Every line that includes the word "Physical" is to be listed.
── Source records ──
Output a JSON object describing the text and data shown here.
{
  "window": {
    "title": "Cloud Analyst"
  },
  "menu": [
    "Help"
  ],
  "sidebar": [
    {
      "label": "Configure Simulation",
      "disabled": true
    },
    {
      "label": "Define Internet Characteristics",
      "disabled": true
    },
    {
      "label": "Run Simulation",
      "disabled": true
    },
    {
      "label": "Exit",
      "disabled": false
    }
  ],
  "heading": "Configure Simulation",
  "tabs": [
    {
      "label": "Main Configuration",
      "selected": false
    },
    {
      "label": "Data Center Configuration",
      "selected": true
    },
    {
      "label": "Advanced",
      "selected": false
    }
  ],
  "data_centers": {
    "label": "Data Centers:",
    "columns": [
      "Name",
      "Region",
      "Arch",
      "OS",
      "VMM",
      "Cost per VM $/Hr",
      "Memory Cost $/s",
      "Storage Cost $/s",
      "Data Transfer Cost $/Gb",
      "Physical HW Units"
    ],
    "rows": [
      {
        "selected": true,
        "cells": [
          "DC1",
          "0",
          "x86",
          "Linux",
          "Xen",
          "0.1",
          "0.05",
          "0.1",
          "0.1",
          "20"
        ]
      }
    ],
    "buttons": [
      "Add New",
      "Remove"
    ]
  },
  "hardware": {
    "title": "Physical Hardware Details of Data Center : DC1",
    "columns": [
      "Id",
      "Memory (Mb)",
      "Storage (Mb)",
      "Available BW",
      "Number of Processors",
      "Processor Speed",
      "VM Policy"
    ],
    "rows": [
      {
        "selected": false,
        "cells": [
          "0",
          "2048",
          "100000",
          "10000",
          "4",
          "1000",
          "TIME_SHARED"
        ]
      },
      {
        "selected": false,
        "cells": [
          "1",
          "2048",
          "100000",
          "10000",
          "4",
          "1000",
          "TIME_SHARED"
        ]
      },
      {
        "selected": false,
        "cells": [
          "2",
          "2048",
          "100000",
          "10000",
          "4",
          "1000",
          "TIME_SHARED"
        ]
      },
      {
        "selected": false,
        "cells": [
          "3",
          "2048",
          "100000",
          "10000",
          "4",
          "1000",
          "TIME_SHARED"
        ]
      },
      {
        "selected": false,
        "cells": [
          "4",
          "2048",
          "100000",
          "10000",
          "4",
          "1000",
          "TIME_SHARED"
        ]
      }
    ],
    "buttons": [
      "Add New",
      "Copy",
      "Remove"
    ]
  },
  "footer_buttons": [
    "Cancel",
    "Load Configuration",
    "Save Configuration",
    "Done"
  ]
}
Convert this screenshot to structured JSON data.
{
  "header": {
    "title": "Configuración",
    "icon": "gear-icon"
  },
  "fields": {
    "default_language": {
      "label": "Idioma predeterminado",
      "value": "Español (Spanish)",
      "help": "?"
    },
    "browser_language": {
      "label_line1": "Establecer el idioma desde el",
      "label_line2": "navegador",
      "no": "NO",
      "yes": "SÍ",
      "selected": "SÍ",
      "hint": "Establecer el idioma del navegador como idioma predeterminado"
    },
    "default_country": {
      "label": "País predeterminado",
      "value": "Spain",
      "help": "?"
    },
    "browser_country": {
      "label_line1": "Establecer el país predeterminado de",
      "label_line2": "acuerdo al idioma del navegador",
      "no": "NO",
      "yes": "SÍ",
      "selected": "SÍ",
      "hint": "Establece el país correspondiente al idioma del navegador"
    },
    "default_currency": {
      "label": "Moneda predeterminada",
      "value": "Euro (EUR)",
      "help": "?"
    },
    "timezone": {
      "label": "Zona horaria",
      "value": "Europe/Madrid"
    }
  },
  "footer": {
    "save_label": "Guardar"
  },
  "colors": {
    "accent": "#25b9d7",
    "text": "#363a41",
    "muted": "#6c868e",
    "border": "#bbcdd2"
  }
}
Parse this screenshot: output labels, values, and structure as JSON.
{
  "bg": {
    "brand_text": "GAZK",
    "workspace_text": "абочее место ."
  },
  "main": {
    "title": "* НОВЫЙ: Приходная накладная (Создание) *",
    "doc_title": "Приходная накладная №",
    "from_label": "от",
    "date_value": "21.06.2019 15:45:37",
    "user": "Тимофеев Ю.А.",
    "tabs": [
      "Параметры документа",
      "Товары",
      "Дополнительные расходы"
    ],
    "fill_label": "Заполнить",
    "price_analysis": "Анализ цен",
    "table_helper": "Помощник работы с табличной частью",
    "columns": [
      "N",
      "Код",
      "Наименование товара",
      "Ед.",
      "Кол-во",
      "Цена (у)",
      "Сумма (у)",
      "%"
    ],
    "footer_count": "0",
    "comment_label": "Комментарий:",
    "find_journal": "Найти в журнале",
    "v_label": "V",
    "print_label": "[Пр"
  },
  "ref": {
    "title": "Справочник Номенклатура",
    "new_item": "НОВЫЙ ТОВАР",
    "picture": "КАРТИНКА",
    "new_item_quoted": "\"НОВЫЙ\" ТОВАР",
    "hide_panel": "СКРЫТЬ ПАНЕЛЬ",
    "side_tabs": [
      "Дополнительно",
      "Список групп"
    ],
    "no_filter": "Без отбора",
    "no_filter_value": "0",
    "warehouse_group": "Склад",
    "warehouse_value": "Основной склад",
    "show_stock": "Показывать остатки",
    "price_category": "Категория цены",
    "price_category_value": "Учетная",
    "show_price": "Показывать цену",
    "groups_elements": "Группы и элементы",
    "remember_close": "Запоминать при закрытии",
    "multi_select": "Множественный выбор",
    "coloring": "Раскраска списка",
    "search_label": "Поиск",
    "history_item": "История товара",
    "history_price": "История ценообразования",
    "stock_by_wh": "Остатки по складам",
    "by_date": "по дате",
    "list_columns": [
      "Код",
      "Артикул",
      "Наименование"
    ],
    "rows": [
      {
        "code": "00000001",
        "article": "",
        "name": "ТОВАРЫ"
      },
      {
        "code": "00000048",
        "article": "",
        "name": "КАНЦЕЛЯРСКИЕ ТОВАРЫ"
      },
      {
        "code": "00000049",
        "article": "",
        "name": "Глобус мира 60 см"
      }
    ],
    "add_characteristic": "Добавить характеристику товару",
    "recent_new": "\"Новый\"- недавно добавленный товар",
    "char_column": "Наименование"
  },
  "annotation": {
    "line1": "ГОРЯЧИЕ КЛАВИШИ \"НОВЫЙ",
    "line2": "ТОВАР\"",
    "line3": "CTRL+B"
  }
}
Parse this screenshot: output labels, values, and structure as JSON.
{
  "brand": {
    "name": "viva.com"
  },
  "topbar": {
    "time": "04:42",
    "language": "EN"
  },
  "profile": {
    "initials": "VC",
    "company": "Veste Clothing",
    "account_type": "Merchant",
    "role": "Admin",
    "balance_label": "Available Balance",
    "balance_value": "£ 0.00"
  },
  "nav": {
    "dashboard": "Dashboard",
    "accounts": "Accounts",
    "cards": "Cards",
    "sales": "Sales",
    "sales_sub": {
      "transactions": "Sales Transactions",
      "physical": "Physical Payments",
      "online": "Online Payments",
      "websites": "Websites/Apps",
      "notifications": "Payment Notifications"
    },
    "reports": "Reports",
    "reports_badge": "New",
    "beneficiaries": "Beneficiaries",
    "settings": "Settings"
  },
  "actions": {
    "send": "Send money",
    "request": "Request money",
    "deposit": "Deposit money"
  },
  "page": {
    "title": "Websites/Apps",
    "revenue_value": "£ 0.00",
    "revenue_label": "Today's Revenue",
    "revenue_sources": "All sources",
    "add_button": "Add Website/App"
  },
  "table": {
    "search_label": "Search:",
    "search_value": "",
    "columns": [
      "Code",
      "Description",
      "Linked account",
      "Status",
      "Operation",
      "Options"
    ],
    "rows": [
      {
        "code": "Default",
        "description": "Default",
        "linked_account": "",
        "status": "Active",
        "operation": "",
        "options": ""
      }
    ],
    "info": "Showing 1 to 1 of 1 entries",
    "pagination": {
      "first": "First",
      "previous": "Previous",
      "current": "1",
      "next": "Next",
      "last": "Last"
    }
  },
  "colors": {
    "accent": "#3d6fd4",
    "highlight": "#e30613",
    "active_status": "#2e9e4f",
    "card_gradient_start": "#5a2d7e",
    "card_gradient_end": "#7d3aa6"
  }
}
───
* **Exercise answer**
      "Physical HW Units"
    "title": "Physical Hardware Details of Data Center : DC1",
      "physical": "Physical Payments",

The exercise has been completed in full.